[Stored data]
----

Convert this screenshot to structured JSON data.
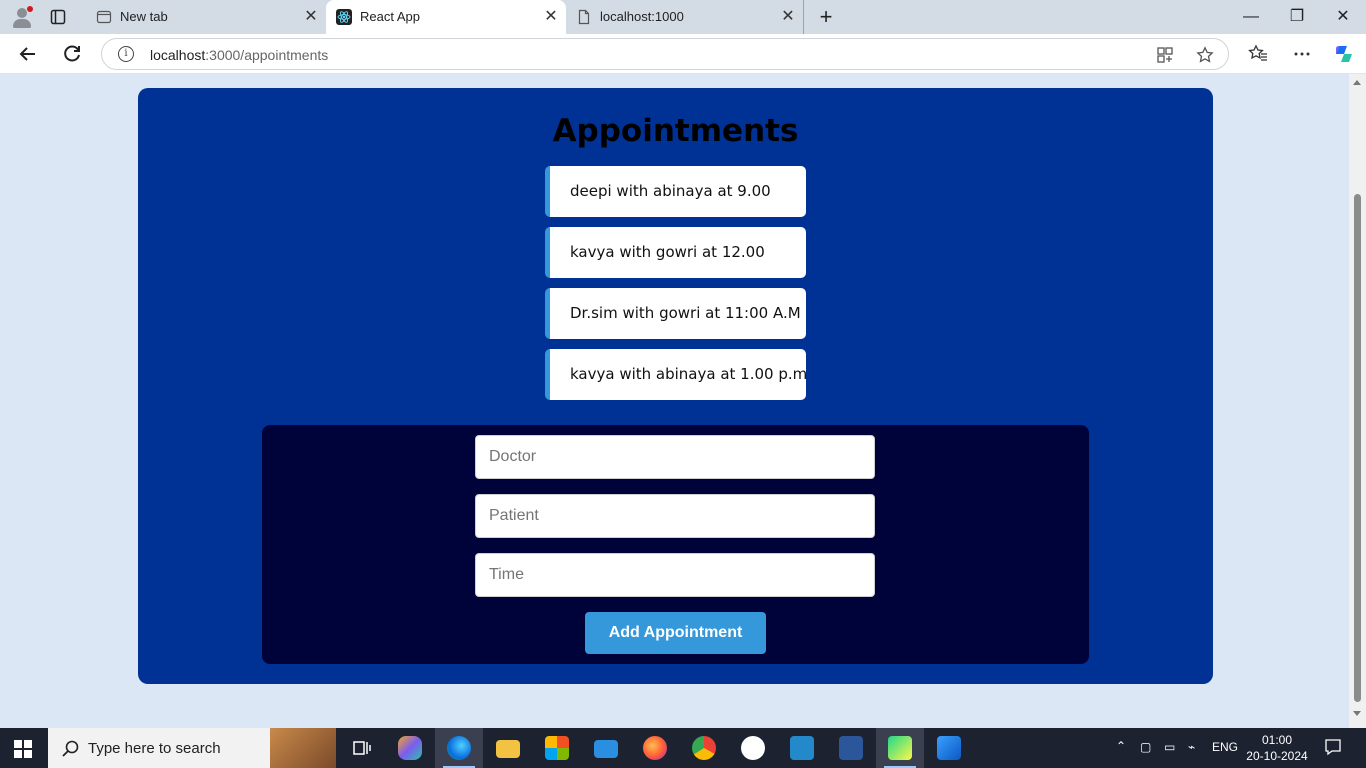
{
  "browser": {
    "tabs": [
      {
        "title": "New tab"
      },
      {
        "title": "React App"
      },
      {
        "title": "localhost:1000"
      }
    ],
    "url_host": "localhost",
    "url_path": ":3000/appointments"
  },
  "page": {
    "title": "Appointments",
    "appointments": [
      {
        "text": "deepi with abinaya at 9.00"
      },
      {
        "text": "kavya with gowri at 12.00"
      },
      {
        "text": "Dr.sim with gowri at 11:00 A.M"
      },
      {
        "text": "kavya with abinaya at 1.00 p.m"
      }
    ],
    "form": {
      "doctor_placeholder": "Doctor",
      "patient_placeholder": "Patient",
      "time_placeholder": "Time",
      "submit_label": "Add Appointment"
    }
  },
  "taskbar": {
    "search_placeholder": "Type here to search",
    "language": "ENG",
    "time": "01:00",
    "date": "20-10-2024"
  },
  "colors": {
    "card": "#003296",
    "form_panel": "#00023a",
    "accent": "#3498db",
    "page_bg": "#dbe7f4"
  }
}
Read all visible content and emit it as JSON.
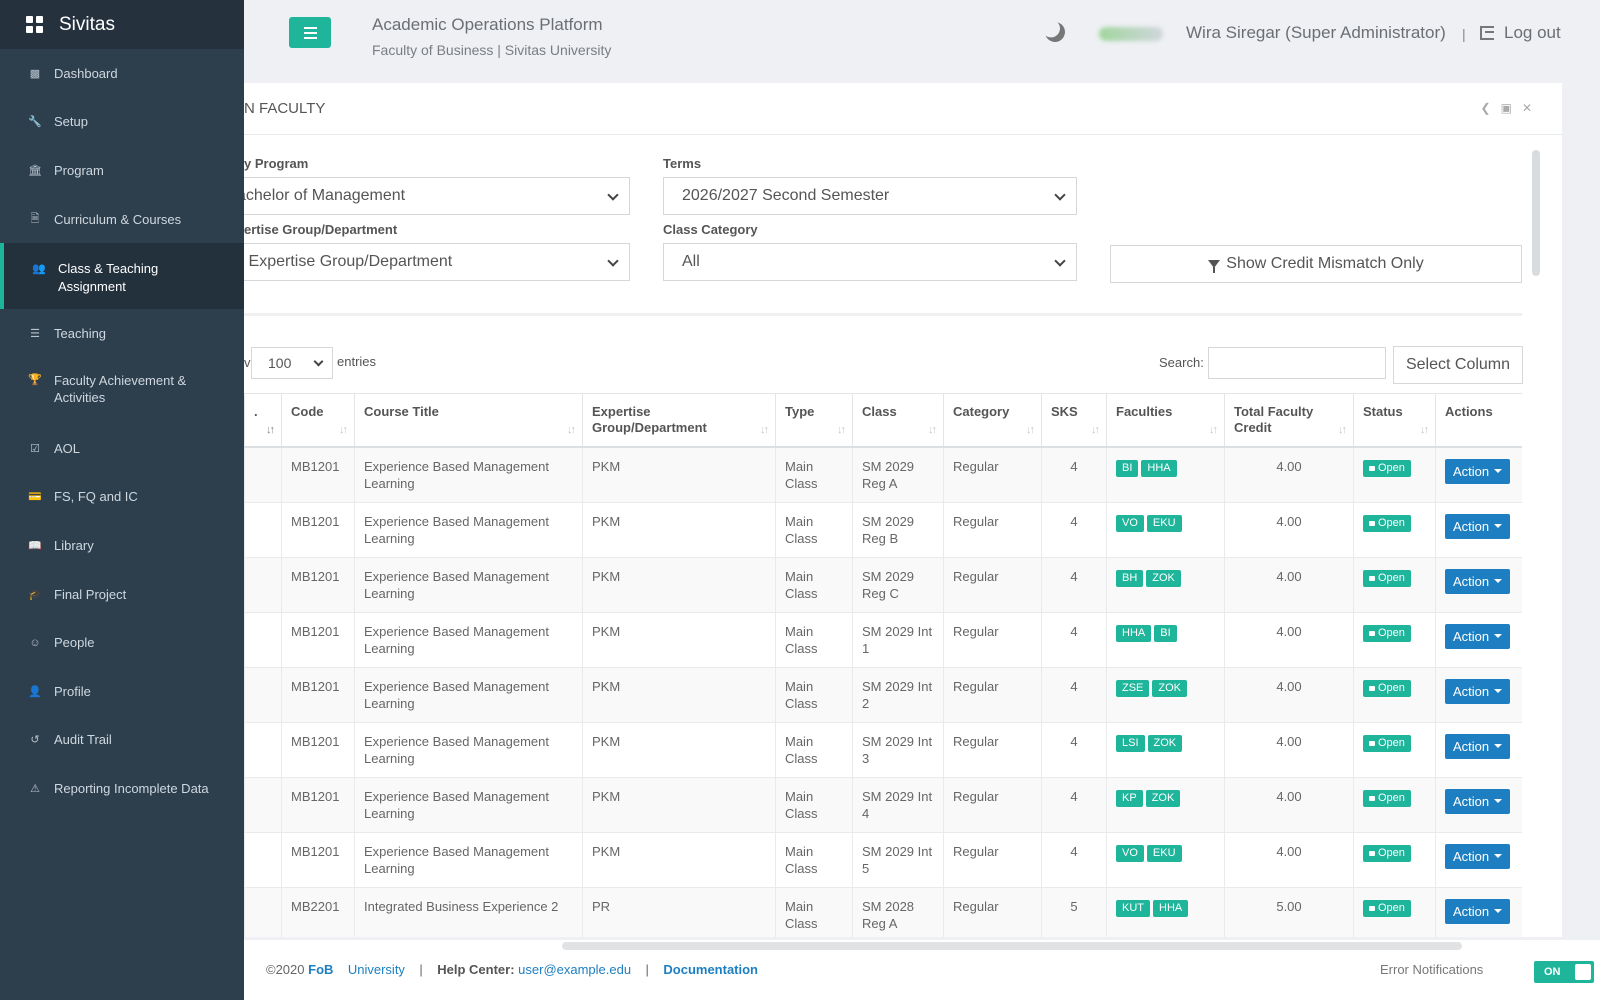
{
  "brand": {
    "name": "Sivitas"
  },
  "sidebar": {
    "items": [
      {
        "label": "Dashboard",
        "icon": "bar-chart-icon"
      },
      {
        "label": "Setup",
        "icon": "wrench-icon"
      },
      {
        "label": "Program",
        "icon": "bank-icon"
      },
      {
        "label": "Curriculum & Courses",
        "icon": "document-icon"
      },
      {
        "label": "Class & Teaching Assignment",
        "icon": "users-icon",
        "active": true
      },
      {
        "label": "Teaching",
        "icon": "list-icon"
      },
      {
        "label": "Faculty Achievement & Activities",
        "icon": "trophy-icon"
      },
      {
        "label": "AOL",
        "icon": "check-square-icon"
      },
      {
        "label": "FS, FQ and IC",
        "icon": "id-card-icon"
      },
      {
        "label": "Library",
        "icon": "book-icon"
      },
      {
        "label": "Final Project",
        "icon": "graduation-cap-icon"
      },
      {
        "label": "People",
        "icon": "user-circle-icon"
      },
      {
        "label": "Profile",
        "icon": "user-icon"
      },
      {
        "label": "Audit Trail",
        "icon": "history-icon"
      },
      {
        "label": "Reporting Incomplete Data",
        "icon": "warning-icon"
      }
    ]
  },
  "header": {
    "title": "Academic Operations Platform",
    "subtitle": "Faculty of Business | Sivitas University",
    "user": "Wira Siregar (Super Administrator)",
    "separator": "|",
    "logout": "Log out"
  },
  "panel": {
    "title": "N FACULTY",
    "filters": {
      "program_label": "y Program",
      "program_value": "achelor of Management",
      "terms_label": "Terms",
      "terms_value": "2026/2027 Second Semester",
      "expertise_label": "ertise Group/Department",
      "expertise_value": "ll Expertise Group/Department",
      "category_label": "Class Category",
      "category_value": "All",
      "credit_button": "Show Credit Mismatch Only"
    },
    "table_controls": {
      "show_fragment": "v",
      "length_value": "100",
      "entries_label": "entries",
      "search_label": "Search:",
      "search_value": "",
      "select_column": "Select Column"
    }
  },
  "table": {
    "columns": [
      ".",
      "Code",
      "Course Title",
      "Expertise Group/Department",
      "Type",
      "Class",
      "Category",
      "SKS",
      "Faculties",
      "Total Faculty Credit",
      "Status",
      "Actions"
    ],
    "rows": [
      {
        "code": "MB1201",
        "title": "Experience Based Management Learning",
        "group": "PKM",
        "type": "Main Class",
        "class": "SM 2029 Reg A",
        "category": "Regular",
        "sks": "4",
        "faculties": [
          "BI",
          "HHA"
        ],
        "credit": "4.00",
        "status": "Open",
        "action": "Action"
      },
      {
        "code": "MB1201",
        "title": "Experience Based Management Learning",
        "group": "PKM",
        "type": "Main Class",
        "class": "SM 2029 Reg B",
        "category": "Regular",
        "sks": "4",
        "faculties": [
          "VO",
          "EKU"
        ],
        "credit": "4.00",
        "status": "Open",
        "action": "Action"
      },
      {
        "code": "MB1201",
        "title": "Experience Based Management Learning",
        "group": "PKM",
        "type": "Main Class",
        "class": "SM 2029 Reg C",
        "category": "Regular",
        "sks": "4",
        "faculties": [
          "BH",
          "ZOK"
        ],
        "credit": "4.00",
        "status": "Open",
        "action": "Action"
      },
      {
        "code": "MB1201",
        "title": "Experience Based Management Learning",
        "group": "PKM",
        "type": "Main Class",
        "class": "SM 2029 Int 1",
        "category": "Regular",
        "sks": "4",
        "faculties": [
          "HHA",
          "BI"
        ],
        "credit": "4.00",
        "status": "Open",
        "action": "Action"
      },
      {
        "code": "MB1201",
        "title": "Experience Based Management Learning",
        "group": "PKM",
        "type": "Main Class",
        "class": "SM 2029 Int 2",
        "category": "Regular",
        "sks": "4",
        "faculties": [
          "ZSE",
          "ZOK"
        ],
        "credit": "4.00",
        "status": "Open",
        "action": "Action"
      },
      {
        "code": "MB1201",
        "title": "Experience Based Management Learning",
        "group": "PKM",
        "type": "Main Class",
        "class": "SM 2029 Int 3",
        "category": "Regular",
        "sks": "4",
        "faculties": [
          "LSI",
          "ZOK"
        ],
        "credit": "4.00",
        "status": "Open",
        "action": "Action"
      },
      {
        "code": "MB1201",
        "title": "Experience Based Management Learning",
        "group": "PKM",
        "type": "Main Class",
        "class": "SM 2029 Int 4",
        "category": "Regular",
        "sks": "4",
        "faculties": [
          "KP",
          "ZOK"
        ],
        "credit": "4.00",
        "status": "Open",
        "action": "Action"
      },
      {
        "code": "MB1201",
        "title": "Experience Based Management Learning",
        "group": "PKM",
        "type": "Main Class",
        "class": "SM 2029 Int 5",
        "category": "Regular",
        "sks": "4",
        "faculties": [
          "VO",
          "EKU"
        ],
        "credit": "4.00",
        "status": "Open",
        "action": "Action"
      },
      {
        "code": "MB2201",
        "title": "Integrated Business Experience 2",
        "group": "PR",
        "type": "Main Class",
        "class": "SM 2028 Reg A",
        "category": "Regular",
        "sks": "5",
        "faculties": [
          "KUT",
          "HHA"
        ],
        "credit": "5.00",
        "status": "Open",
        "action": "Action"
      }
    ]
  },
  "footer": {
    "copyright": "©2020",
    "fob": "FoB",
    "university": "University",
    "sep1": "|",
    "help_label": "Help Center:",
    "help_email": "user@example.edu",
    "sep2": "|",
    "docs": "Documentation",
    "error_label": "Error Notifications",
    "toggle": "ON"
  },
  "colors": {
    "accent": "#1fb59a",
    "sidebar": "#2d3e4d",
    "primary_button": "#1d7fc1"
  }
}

----

Extract each line from the listing that holds the word "JSON".

Convert this screenshot to structured JSON data.
Read all visible content and emit it as JSON.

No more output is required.